SET PROBLEM — In the data below, find each line containing the string "mean" and return it.

WORKING DATA —
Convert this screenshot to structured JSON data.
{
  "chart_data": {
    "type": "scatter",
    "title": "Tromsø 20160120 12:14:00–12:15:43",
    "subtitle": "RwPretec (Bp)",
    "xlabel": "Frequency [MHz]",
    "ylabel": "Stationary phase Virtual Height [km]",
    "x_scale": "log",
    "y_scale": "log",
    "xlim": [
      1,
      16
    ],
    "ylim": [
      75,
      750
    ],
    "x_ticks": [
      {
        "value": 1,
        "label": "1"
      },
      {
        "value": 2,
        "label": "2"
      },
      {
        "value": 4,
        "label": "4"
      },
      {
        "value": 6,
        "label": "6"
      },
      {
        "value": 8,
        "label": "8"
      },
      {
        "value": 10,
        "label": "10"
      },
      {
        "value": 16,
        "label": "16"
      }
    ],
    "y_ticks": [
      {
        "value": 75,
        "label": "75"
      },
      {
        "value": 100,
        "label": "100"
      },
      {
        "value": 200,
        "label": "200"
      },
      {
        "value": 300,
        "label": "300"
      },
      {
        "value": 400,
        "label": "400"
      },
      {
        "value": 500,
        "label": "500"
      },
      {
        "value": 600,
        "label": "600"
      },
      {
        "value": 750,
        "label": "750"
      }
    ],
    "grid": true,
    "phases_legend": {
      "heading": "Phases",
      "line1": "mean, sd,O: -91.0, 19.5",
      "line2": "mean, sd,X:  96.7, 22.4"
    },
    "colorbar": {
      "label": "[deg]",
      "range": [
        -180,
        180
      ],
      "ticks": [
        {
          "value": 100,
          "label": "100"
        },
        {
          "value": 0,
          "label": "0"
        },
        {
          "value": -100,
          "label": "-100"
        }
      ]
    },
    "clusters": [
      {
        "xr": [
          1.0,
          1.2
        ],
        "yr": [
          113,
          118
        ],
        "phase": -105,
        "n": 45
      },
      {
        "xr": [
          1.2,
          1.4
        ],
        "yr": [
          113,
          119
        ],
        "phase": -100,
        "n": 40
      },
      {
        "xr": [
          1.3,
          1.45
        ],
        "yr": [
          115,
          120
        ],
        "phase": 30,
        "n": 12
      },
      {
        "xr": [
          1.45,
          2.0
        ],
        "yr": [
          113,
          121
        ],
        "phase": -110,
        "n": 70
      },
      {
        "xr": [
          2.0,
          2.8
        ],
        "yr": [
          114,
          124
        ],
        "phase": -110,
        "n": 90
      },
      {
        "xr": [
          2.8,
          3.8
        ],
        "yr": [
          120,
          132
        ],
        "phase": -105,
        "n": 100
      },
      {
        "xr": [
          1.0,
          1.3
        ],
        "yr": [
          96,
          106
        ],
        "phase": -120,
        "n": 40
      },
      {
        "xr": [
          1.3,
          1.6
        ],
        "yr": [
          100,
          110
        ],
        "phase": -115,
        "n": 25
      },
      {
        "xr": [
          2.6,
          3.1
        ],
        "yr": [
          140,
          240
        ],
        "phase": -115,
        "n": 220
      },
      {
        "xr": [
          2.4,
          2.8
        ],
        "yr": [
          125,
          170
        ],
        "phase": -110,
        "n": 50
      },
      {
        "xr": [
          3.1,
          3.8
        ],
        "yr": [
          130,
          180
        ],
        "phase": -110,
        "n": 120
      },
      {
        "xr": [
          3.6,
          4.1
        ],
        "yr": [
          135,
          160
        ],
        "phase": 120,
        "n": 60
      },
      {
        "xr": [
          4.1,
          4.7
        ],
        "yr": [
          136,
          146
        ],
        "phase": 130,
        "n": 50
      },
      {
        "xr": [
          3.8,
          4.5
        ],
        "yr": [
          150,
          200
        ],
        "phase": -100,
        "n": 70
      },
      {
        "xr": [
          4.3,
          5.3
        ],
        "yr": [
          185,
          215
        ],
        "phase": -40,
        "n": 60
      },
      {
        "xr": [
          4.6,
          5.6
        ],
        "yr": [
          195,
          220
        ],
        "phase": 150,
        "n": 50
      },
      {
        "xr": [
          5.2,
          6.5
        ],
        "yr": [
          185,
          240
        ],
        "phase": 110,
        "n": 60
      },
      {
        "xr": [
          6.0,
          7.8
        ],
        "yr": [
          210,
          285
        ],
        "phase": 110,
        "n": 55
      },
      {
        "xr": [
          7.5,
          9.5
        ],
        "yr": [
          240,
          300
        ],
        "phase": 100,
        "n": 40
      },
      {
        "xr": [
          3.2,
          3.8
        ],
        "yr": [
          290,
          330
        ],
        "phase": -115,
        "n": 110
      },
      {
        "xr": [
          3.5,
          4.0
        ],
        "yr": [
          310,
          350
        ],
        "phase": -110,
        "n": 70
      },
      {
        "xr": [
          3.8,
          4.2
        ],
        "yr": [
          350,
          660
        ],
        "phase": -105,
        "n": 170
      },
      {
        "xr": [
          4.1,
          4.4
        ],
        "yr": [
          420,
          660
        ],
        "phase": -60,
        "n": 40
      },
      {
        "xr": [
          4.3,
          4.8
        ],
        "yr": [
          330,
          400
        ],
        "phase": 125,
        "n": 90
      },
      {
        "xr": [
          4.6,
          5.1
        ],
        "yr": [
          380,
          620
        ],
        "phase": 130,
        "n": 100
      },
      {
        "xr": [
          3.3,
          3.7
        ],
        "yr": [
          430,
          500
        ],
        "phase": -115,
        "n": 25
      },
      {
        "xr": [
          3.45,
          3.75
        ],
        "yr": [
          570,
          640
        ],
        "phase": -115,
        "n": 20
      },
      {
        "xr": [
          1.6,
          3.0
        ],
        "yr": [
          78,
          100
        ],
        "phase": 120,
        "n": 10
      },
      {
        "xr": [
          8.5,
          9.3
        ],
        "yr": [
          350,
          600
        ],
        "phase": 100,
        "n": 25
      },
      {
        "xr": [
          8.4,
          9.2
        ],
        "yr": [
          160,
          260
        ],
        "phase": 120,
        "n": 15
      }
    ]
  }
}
==
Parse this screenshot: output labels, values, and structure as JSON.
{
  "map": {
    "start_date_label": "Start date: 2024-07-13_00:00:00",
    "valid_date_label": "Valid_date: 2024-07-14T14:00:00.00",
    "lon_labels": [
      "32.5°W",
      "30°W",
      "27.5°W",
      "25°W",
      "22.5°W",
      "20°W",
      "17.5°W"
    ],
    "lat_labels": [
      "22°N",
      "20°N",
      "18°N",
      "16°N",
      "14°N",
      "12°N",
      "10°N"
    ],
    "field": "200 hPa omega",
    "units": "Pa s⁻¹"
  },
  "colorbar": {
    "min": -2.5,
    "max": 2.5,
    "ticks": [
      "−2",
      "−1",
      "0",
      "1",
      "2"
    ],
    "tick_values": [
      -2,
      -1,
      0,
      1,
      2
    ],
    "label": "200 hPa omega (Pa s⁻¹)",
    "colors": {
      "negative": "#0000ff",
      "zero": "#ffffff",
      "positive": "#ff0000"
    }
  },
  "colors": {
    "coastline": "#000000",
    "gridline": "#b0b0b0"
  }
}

CORRECT ANSWER —
      "line1": "mean, sd,O: -91.0, 19.5",
      "line2": "mean, sd,X:  96.7, 22.4"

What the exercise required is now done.